Set exercise> Return the records below from the line containing "Read out every word on this page." onward, exactly, through and including the last line.
---------- Entries provided ----------
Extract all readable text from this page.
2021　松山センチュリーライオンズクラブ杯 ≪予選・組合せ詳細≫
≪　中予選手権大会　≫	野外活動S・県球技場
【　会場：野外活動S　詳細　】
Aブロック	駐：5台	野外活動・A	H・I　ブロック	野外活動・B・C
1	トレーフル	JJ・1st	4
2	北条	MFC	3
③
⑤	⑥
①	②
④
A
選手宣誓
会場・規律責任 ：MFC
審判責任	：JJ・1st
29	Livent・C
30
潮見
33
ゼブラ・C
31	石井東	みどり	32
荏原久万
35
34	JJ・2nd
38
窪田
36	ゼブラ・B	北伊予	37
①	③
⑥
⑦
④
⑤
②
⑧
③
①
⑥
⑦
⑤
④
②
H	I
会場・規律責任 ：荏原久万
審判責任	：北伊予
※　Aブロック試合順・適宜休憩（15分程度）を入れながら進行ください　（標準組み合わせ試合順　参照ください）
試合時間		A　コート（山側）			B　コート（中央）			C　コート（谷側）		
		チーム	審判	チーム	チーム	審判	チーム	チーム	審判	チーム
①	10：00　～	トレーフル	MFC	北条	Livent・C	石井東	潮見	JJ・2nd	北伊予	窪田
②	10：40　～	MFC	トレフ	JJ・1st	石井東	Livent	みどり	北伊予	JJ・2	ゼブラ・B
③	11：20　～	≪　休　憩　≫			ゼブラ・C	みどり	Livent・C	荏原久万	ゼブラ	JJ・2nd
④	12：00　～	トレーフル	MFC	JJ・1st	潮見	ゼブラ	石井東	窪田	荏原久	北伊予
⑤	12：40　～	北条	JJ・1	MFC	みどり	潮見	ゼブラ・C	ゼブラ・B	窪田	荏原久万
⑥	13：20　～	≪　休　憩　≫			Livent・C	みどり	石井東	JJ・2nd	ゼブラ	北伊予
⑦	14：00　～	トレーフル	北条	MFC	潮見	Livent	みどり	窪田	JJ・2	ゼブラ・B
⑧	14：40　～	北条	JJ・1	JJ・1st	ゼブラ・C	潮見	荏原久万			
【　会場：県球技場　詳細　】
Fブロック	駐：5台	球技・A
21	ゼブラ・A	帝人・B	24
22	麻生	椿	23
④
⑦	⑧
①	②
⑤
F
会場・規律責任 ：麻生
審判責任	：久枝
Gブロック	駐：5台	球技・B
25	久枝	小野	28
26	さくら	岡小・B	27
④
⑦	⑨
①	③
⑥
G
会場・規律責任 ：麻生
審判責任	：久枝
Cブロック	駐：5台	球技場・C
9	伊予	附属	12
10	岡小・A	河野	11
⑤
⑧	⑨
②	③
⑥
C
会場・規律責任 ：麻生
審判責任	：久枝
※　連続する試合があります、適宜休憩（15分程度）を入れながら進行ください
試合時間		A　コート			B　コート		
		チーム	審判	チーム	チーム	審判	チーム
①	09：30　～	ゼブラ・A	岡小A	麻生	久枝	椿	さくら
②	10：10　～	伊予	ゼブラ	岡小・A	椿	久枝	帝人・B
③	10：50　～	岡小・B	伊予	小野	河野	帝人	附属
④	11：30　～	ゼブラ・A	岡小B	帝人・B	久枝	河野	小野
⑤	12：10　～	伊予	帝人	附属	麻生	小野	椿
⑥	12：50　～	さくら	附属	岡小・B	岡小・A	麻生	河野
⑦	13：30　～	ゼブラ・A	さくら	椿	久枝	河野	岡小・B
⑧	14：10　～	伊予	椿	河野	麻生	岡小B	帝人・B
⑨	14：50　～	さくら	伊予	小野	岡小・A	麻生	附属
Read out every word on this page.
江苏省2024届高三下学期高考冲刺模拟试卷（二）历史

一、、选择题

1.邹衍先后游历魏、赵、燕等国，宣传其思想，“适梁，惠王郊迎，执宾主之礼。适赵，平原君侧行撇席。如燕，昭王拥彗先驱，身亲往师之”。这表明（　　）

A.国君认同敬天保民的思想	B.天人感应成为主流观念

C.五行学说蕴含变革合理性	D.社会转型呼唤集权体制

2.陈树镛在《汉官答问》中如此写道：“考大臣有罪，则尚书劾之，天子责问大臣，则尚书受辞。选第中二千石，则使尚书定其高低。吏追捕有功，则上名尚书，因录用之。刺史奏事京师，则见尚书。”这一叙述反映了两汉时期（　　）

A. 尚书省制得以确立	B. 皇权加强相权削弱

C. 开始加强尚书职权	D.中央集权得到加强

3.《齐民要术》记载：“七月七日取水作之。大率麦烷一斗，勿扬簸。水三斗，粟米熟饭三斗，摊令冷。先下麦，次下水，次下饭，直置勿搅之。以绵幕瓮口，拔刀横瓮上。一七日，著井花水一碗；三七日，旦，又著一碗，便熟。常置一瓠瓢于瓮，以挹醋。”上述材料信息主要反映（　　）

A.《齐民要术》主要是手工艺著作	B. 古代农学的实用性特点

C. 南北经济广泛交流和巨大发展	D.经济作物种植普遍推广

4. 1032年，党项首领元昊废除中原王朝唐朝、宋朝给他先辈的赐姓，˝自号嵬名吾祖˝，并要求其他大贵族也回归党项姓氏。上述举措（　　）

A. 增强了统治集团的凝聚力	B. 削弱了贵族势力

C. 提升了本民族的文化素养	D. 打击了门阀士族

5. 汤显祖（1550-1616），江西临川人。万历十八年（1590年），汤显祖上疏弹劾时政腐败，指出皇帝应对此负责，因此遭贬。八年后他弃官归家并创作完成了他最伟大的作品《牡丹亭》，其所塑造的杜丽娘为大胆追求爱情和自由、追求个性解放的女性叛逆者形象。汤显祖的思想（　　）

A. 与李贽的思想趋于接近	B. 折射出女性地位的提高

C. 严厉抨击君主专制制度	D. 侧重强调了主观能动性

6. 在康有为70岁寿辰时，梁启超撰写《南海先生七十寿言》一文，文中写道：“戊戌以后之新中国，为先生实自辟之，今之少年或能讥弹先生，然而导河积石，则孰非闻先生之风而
----------
Result below>
Read out every word on this page.
江苏省2024届高三下学期高考冲刺模拟试卷（二）历史

一、、选择题

1.邹衍先后游历魏、赵、燕等国，宣传其思想，“适梁，惠王郊迎，执宾主之礼。适赵，平原君侧行撇席。如燕，昭王拥彗先驱，身亲往师之”。这表明（　　）

A.国君认同敬天保民的思想	B.天人感应成为主流观念

C.五行学说蕴含变革合理性	D.社会转型呼唤集权体制

2.陈树镛在《汉官答问》中如此写道：“考大臣有罪，则尚书劾之，天子责问大臣，则尚书受辞。选第中二千石，则使尚书定其高低。吏追捕有功，则上名尚书，因录用之。刺史奏事京师，则见尚书。”这一叙述反映了两汉时期（　　）

A. 尚书省制得以确立	B. 皇权加强相权削弱

C. 开始加强尚书职权	D.中央集权得到加强

3.《齐民要术》记载：“七月七日取水作之。大率麦烷一斗，勿扬簸。水三斗，粟米熟饭三斗，摊令冷。先下麦，次下水，次下饭，直置勿搅之。以绵幕瓮口，拔刀横瓮上。一七日，著井花水一碗；三七日，旦，又著一碗，便熟。常置一瓠瓢于瓮，以挹醋。”上述材料信息主要反映（　　）

A.《齐民要术》主要是手工艺著作	B. 古代农学的实用性特点

C. 南北经济广泛交流和巨大发展	D.经济作物种植普遍推广

4. 1032年，党项首领元昊废除中原王朝唐朝、宋朝给他先辈的赐姓，˝自号嵬名吾祖˝，并要求其他大贵族也回归党项姓氏。上述举措（　　）

A. 增强了统治集团的凝聚力	B. 削弱了贵族势力

C. 提升了本民族的文化素养	D. 打击了门阀士族

5. 汤显祖（1550-1616），江西临川人。万历十八年（1590年），汤显祖上疏弹劾时政腐败，指出皇帝应对此负责，因此遭贬。八年后他弃官归家并创作完成了他最伟大的作品《牡丹亭》，其所塑造的杜丽娘为大胆追求爱情和自由、追求个性解放的女性叛逆者形象。汤显祖的思想（　　）

A. 与李贽的思想趋于接近	B. 折射出女性地位的提高

C. 严厉抨击君主专制制度	D. 侧重强调了主观能动性

6. 在康有为70岁寿辰时，梁启超撰写《南海先生七十寿言》一文，文中写道：“戊戌以后之新中国，为先生实自辟之，今之少年或能讥弹先生，然而导河积石，则孰非闻先生之风而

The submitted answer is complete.